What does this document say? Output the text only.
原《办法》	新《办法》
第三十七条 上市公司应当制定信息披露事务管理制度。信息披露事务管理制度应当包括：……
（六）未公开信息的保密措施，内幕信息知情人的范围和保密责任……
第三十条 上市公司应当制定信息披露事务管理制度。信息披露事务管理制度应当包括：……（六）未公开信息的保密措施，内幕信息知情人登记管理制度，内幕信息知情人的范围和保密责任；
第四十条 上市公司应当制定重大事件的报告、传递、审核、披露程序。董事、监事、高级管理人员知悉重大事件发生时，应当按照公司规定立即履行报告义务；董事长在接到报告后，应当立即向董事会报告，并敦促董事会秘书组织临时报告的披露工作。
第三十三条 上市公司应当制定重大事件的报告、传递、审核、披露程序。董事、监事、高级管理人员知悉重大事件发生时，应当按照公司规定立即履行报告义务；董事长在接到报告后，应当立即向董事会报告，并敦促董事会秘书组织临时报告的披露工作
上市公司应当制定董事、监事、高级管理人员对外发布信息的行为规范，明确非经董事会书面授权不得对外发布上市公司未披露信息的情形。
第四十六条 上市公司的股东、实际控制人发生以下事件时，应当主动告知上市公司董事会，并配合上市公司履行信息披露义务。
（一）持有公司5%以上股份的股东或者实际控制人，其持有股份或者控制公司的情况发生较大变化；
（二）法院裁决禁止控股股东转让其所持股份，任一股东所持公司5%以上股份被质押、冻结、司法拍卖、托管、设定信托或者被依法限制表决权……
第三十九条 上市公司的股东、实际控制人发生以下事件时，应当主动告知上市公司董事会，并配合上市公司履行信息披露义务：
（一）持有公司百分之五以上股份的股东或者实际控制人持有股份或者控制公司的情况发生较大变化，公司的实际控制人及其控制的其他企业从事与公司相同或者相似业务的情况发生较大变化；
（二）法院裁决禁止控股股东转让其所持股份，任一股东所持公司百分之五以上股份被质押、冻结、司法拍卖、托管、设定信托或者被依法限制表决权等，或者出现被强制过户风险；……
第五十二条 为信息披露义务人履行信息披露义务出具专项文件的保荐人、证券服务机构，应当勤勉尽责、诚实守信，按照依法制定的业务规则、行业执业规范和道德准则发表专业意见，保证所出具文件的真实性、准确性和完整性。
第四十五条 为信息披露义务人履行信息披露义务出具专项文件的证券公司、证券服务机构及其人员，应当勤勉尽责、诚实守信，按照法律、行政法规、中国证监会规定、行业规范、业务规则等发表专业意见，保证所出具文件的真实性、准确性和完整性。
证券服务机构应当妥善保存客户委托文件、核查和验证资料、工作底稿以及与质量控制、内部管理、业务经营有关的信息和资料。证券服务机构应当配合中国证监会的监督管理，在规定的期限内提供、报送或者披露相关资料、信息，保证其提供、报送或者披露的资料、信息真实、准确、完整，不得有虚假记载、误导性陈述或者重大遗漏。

================

DESCRIPTION OF THE TASK>
Look through the material above. Copy each line where the word "实际控制人发生以下事件时" appears.

EXERCISE RESULT>
第四十六条 上市公司的股东、实际控制人发生以下事件时，应当主动告知上市公司董事会，并配合上市公司履行信息披露义务。
第三十九条 上市公司的股东、实际控制人发生以下事件时，应当主动告知上市公司董事会，并配合上市公司履行信息披露义务：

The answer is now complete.